§ Work required:
Without the images, write out all of the following entries exactly.

## start

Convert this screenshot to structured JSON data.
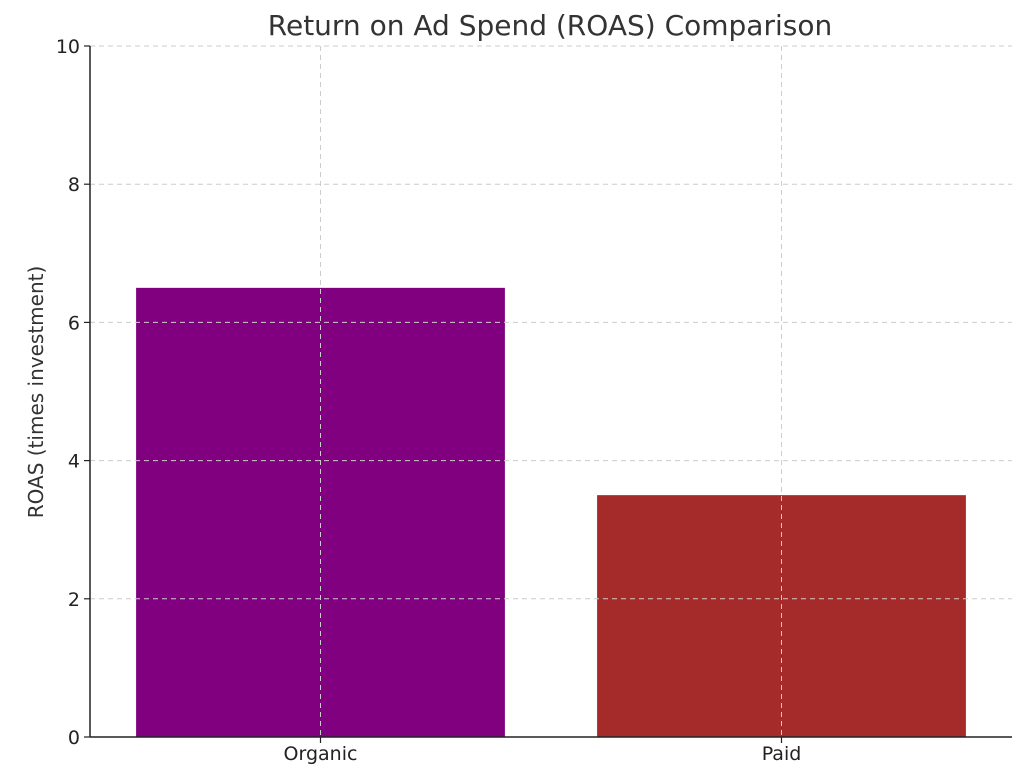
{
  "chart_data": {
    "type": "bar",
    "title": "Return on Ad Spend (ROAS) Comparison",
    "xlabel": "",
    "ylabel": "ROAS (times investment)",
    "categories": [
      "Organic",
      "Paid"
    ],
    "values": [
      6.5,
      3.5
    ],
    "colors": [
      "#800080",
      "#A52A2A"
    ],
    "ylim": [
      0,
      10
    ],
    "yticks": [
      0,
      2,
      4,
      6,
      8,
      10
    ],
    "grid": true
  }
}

## end

§ Exercise answer:
Convert this screenshot to structured JSON data.
{
  "chart_data": {
    "type": "bar",
    "title": "Return on Ad Spend (ROAS) Comparison",
    "xlabel": "",
    "ylabel": "ROAS (times investment)",
    "categories": [
      "Organic",
      "Paid"
    ],
    "values": [
      6.5,
      3.5
    ],
    "colors": [
      "#800080",
      "#A52A2A"
    ],
    "ylim": [
      0,
      10
    ],
    "yticks": [
      0,
      2,
      4,
      6,
      8,
      10
    ],
    "grid": true
  }
}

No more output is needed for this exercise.